Direction
Which lines below hold the word "choice"? Report each one.
-- start Records shown --
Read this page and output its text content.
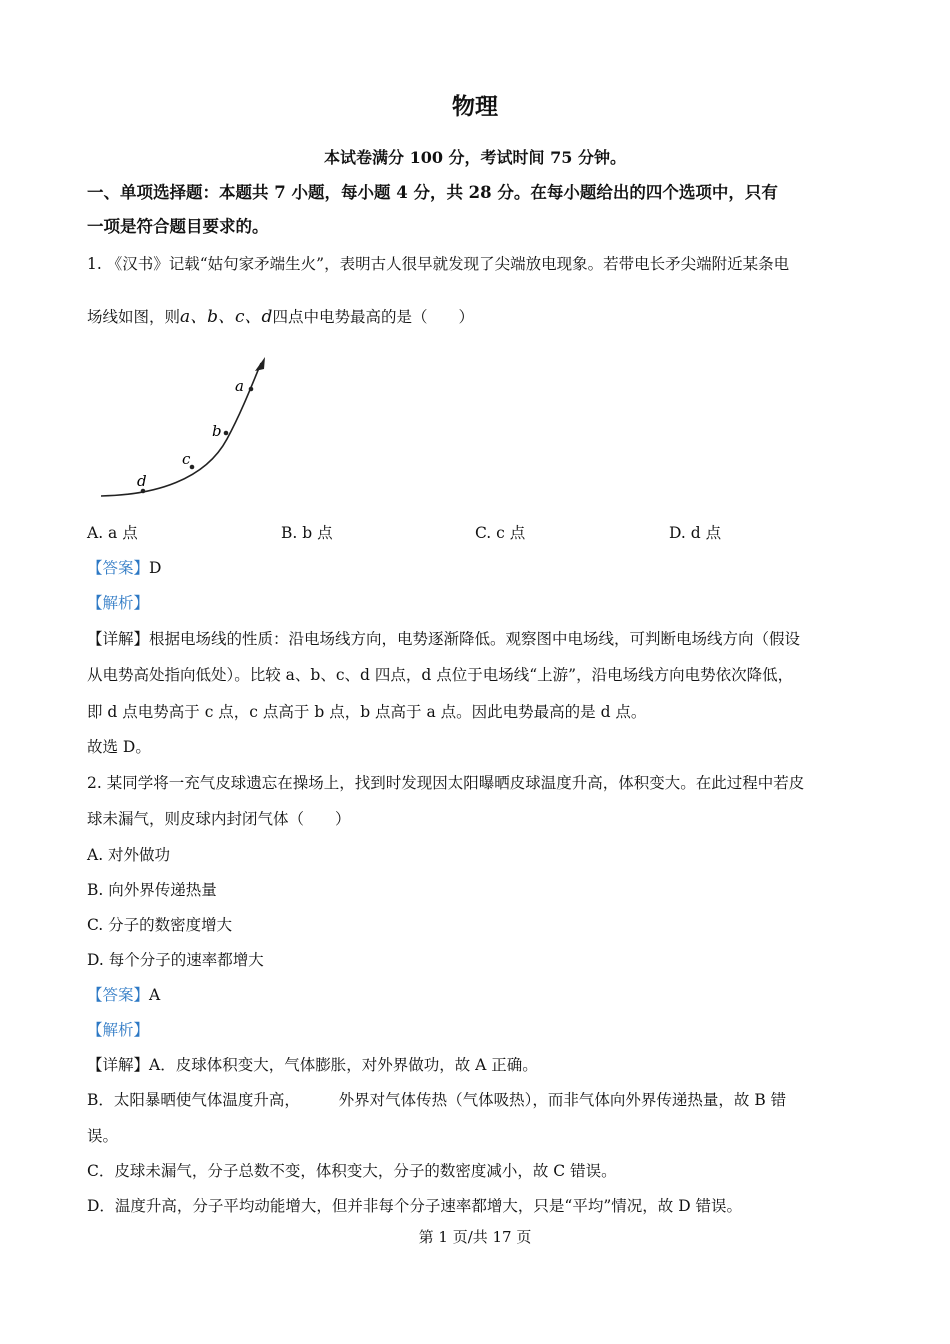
物理
本试卷满分 100 分，考试时间 75 分钟。
一、单项选择题：本题共 7 小题，每小题 4 分，共 28 分。在每小题给出的四个选项中，只有
一项是符合题目要求的。
1. 《汉书》记载“姑句家矛端生火”，表明古人很早就发现了尖端放电现象。若带电长矛尖端附近某条电
场线如图，则a、b、c、d四点中电势最高的是（　　）
a
b
c
d
A. a 点	B. b 点	C. c 点	D. d 点
【答案】D
【解析】
【详解】根据电场线的性质：沿电场线方向，电势逐渐降低。观察图中电场线，可判断电场线方向（假设
从电势高处指向低处）。比较 a、b、c、d 四点，d 点位于电场线“上游”，沿电场线方向电势依次降低，
即 d 点电势高于 c 点，c 点高于 b 点，b 点高于 a 点。因此电势最高的是 d 点。
故选 D。
2. 某同学将一充气皮球遗忘在操场上，找到时发现因太阳曝晒皮球温度升高，体积变大。在此过程中若皮
球未漏气，则皮球内封闭气体（　　）
A. 对外做功
B. 向外界传递热量
C. 分子的数密度增大
D. 每个分子的速率都增大
【答案】A
【解析】
【详解】A．皮球体积变大，气体膨胀，对外界做功，故 A 正确。
B．太阳暴晒使气体温度升高，　　　外界对气体传热（气体吸热），而非气体向外界传递热量，故 B 错
误。
C．皮球未漏气，分子总数不变，体积变大，分子的数密度减小，故 C 错误。
D．温度升高，分子平均动能增大，但并非每个分子速率都增大，只是“平均”情况，故 D 错误。
第 1 页/共 17 页
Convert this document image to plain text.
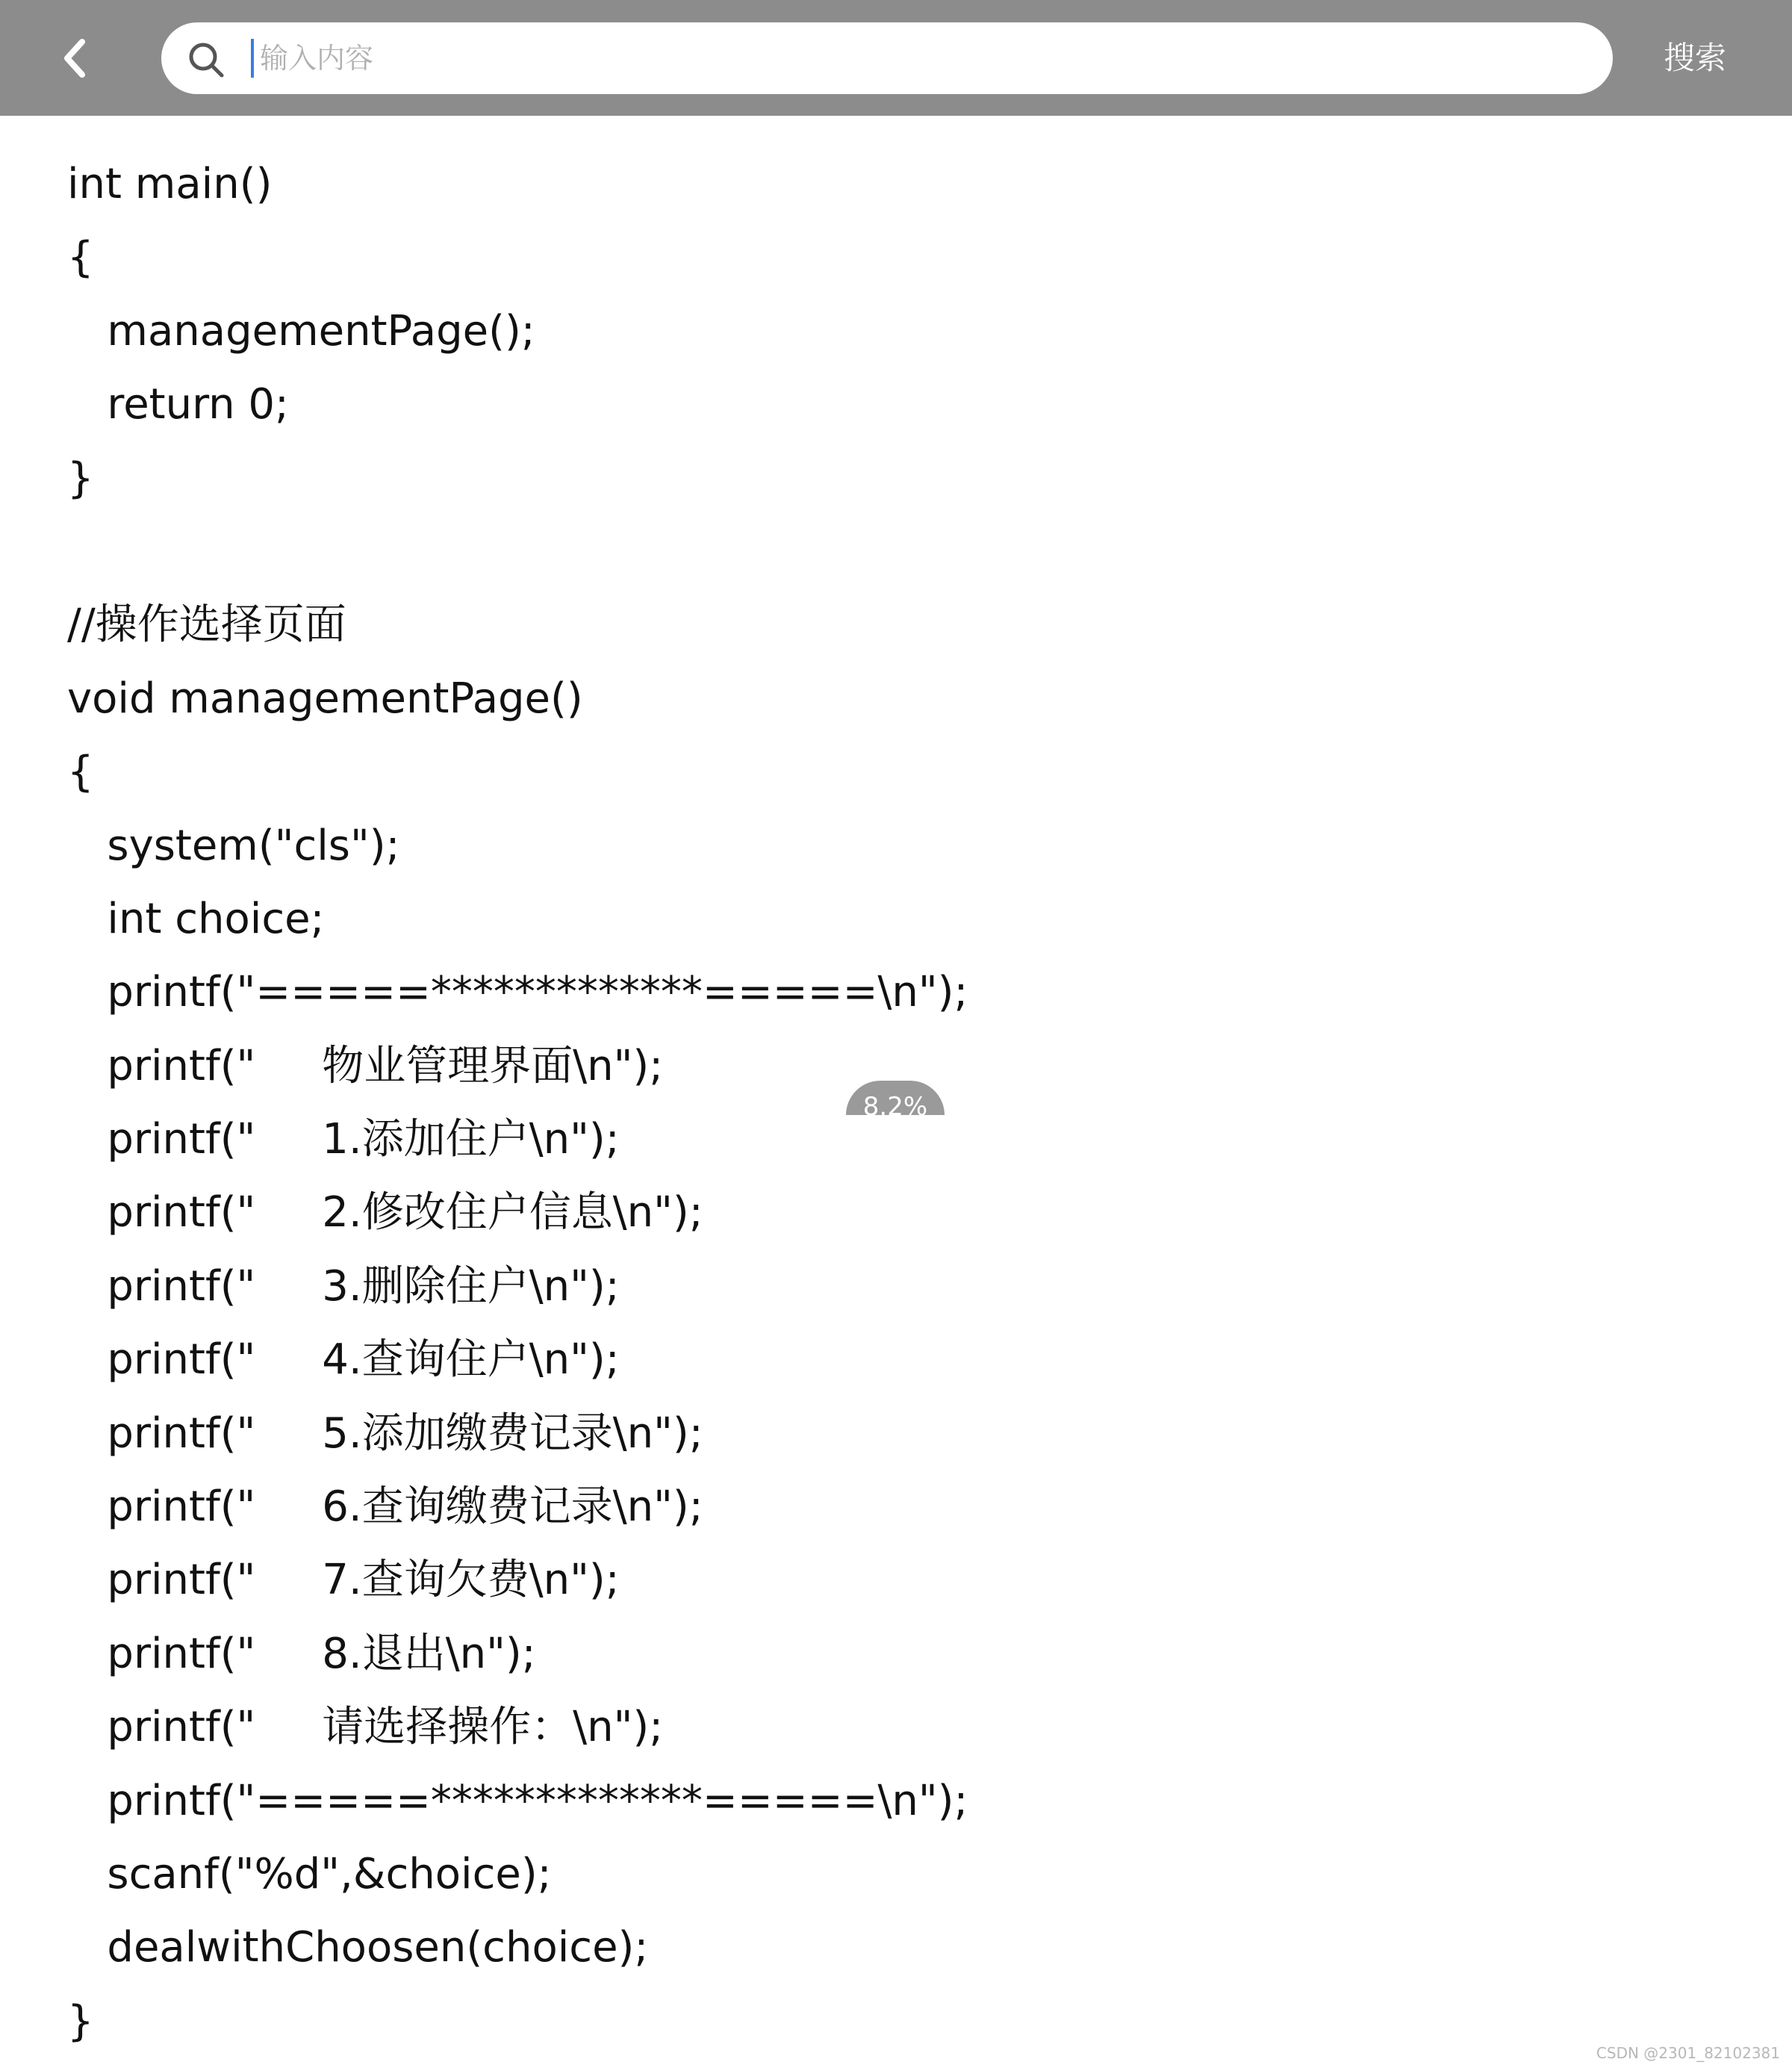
输入内容
搜索
int main()
{
managementPage();
return 0;
}
//操作选择页面
void managementPage()
{
system("cls");
int choice;
printf("=====*************=====\n");
printf("     物业管理界面\n");
printf("     1.添加住户\n");
printf("     2.修改住户信息\n");
printf("     3.删除住户\n");
printf("     4.查询住户\n");
printf("     5.添加缴费记录\n");
printf("     6.查询缴费记录\n");
printf("     7.查询欠费\n");
printf("     8.退出\n");
printf("     请选择操作：\n");
printf("=====*************=====\n");
scanf("%d",&choice);
dealwithChoosen(choice);
}
8.2%
CSDN @2301_82102381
-- end Records shown --
Answer to the task
int choice;
scanf("%d",&choice);
dealwithChoosen(choice);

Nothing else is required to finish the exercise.